To be done: Pick out each line below containing "JSON".

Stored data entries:
++++++
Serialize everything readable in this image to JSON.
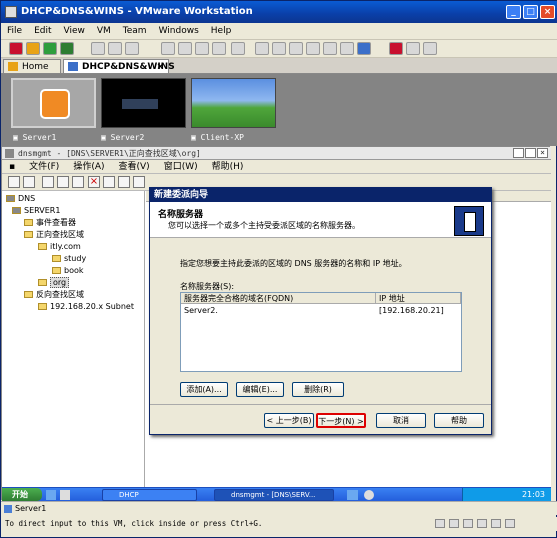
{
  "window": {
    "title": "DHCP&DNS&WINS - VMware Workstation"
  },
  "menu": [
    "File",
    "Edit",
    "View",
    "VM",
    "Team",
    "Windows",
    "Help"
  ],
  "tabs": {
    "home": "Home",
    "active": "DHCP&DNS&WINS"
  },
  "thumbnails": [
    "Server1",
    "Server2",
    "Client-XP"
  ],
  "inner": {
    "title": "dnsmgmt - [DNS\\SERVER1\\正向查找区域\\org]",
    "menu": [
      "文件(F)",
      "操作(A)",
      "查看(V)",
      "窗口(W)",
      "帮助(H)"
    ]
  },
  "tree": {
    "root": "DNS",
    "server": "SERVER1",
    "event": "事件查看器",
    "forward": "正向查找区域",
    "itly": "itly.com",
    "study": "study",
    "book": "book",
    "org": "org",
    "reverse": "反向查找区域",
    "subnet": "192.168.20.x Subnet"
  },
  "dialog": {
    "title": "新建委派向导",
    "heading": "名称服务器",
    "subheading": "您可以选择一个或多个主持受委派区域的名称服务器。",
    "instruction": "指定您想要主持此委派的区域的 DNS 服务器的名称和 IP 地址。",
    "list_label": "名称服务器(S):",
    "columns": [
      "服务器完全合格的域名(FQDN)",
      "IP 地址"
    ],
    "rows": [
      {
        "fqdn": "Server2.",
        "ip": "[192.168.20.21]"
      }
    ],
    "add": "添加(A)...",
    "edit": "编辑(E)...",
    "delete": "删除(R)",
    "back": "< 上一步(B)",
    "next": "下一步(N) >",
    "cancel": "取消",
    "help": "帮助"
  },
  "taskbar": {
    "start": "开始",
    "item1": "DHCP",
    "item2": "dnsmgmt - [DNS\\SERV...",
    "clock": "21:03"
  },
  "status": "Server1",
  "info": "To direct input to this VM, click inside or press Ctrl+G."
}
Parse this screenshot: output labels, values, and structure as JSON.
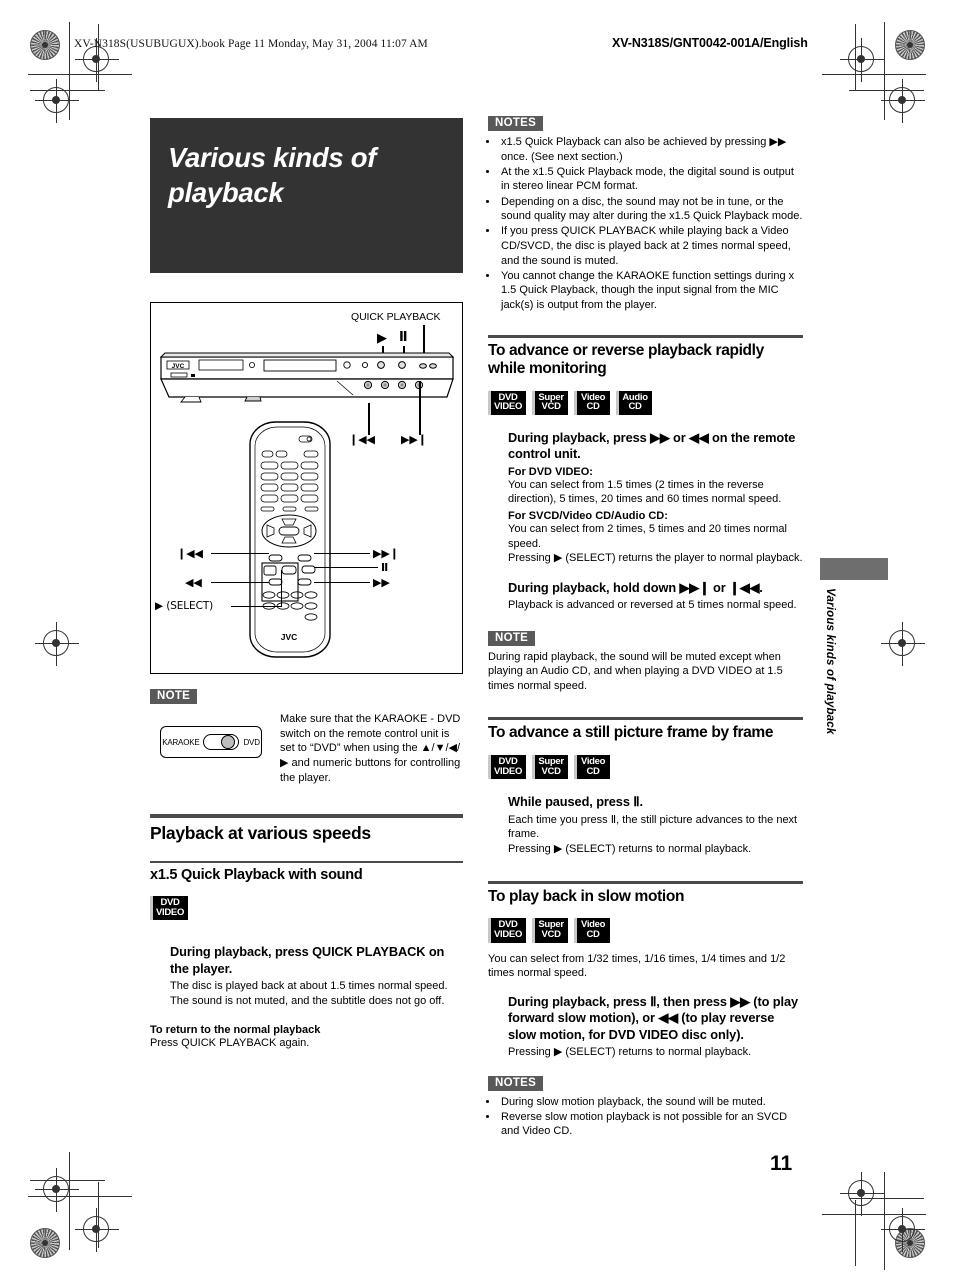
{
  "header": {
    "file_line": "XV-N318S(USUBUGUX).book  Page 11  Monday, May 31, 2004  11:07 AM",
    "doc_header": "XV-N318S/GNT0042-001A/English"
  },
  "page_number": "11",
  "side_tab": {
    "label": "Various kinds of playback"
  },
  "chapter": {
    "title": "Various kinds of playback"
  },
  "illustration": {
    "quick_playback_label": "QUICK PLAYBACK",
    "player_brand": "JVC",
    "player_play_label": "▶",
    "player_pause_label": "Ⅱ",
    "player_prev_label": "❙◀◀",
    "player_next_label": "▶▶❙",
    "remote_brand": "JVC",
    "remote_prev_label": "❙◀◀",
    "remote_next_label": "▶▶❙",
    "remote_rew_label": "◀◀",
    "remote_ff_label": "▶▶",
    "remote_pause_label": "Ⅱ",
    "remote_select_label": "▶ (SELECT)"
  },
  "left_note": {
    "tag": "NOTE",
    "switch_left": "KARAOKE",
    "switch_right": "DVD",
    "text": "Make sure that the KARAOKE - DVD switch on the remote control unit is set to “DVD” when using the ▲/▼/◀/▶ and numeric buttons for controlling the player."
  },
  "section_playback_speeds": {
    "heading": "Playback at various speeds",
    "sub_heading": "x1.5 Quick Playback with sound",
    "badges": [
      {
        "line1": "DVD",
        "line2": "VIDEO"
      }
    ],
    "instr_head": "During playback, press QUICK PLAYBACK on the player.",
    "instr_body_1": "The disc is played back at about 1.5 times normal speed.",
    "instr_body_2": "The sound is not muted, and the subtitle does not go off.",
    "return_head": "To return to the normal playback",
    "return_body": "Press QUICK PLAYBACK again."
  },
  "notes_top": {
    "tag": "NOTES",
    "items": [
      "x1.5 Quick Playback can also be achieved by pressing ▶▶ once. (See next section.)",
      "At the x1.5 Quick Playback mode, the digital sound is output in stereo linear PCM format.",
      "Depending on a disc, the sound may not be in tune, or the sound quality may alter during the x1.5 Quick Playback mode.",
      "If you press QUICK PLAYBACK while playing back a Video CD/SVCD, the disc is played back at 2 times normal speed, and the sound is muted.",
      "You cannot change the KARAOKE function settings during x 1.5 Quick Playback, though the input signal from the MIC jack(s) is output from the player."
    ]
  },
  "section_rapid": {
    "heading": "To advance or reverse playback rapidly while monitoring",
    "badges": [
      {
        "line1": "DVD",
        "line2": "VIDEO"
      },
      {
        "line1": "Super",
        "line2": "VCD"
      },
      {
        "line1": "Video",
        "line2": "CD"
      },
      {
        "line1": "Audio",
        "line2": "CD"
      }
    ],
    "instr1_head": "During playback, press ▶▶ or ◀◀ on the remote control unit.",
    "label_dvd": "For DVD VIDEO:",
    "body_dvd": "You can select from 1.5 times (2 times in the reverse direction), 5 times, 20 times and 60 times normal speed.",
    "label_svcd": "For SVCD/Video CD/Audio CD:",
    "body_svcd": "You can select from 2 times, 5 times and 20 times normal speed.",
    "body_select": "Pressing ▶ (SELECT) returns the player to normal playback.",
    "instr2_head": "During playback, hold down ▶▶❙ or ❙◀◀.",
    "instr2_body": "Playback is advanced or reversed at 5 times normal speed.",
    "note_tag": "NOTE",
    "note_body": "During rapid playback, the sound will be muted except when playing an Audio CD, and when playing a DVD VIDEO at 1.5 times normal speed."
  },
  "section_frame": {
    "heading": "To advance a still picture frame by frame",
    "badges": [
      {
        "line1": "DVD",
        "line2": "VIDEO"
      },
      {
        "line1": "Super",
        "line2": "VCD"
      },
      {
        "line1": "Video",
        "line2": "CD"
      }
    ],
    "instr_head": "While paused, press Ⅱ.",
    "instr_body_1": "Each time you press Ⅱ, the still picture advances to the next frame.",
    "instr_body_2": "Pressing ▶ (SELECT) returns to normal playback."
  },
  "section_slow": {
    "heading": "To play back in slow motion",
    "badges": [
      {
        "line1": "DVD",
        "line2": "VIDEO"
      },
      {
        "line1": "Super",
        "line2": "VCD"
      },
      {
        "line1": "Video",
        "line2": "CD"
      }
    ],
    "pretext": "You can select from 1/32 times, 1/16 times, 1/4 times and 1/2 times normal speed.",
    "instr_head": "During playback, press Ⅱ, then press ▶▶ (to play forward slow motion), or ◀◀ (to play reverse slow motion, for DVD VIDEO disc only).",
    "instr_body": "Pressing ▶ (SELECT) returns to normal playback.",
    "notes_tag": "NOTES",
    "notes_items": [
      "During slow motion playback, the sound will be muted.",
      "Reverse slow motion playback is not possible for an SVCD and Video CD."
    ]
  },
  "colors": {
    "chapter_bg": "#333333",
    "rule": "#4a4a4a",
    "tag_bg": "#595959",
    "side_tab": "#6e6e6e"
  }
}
++++++
Answer to this exercise:
Serialize everything readable in this image to JSON.
Parse this screenshot: output labels, values, and structure as JSON.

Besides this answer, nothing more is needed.